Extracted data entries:

━━━━

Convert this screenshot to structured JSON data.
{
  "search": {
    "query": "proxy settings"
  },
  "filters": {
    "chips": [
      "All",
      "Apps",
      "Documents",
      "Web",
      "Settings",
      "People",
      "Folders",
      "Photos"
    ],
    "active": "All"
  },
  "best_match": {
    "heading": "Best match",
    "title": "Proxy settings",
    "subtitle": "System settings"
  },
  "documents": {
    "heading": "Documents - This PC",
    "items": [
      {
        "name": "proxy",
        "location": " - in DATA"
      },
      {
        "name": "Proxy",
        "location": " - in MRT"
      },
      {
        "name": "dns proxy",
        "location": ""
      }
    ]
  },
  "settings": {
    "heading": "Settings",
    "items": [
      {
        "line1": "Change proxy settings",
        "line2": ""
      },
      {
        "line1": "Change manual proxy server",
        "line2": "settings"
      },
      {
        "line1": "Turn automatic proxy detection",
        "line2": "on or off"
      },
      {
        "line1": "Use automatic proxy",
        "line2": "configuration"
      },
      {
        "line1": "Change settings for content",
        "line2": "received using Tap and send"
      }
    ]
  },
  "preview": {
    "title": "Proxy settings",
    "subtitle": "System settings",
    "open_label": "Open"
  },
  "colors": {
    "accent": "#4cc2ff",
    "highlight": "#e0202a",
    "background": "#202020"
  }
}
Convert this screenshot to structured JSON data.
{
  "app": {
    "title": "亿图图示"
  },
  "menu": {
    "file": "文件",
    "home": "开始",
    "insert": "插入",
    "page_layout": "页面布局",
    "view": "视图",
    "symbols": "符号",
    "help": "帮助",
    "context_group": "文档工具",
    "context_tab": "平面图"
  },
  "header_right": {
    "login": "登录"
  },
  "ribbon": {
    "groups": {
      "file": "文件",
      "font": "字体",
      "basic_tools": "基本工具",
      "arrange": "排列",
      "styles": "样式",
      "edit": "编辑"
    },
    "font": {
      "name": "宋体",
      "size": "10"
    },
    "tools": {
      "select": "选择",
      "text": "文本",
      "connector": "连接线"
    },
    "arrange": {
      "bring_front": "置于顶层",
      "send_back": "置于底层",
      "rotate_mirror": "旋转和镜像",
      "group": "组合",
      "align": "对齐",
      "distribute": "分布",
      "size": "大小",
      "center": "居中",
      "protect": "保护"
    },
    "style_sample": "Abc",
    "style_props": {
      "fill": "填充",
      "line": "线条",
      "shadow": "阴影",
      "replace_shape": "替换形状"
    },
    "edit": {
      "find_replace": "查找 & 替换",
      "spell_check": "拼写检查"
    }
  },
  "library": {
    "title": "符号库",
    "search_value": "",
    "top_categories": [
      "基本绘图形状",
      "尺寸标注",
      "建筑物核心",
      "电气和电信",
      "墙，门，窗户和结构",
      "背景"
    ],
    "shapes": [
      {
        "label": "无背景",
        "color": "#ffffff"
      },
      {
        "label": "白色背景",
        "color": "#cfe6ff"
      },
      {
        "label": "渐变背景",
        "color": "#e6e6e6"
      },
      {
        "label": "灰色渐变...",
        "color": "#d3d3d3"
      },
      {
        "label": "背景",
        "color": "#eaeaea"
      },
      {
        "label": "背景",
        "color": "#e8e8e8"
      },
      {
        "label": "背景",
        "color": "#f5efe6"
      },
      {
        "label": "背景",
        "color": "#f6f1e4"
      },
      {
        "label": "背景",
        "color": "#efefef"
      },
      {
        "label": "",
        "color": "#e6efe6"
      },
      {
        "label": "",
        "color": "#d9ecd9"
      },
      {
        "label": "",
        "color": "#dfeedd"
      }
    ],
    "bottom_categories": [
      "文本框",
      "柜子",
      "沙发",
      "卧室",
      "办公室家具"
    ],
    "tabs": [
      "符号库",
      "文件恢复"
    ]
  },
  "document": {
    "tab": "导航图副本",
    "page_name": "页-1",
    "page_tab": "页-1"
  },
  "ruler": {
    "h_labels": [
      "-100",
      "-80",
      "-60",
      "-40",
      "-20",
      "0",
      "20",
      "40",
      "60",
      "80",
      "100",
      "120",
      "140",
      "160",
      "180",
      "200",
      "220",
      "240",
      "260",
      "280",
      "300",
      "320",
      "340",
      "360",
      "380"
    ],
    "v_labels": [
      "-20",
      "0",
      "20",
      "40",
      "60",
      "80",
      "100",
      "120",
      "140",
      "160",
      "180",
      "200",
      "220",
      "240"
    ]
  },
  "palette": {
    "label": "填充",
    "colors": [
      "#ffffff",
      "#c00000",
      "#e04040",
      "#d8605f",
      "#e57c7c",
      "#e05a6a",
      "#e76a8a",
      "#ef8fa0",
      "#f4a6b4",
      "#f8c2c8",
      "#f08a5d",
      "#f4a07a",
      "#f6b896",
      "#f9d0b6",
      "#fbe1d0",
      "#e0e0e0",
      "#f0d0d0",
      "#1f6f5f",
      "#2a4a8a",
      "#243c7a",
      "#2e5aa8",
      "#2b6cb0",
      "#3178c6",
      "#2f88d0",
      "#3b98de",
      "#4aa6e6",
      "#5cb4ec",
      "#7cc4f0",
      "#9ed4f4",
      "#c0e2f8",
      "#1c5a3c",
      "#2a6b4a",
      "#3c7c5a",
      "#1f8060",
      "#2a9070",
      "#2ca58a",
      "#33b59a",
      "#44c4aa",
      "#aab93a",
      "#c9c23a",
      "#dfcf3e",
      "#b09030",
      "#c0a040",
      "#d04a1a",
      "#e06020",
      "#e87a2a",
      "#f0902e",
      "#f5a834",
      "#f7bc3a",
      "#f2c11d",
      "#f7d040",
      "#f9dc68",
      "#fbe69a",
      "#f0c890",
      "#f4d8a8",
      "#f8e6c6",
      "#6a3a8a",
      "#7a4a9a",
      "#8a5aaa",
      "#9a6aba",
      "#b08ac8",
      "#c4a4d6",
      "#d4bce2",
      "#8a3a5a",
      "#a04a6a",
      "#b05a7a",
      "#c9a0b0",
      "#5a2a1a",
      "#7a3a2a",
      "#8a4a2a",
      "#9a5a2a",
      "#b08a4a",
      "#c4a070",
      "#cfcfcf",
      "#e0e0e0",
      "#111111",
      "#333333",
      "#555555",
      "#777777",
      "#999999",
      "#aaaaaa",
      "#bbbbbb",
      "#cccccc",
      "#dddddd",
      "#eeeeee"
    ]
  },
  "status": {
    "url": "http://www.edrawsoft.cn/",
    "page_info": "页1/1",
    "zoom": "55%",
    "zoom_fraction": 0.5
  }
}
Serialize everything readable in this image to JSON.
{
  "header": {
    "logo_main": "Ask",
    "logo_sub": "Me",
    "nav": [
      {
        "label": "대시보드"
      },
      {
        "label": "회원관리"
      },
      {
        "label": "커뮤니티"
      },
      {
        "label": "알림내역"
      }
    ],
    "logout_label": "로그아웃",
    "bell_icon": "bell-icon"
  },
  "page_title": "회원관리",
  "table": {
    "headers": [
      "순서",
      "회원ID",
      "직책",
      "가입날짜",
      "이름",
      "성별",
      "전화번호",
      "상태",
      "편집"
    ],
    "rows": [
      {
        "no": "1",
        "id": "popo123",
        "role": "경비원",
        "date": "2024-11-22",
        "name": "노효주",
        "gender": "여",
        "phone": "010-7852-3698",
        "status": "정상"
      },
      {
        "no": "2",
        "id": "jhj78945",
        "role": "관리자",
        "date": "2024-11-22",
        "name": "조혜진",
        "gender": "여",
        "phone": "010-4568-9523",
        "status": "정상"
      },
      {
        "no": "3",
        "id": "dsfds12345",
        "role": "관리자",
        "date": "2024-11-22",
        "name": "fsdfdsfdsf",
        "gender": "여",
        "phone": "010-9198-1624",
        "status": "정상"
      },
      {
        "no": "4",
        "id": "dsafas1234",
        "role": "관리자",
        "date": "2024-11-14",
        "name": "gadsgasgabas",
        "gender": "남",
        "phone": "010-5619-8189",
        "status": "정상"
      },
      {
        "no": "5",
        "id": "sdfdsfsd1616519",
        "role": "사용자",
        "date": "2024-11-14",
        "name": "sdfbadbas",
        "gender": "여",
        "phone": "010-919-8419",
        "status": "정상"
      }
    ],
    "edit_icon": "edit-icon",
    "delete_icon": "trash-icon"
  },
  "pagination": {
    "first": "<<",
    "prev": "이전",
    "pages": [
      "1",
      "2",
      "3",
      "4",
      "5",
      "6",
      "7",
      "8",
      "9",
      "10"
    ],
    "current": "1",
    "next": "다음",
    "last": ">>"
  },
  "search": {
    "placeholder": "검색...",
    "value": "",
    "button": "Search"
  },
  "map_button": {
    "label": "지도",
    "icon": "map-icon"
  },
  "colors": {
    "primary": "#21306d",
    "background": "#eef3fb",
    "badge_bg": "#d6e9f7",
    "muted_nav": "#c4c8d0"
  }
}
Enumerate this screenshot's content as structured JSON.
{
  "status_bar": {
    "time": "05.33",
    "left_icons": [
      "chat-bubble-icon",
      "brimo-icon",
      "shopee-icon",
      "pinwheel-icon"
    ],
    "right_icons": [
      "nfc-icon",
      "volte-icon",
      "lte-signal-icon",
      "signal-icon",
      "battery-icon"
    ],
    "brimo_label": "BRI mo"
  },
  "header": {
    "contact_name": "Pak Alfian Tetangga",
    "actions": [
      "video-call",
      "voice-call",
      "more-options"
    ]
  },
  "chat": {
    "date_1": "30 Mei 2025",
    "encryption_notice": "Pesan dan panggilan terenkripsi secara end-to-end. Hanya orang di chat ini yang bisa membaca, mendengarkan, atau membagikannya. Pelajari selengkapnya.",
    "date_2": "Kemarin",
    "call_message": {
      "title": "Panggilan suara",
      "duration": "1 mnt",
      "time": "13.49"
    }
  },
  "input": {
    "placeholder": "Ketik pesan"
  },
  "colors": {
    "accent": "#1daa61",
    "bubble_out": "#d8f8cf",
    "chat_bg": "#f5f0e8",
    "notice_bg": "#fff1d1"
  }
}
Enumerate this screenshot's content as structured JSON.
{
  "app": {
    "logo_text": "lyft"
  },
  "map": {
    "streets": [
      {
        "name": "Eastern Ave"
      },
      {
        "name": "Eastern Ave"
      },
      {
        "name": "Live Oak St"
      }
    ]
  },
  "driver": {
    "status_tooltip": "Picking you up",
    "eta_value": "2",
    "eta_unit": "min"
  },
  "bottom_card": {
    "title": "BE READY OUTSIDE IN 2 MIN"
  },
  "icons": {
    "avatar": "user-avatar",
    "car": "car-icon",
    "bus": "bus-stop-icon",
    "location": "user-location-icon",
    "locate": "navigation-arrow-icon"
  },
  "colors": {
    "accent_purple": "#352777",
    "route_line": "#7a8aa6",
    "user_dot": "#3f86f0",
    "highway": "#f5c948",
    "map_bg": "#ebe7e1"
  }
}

━━━━

What to produce:
Select every line of the records holding the string "Change".

Result of this exercise:
        "line1": "Change proxy settings",
        "line1": "Change manual proxy server",
        "line1": "Change settings for content",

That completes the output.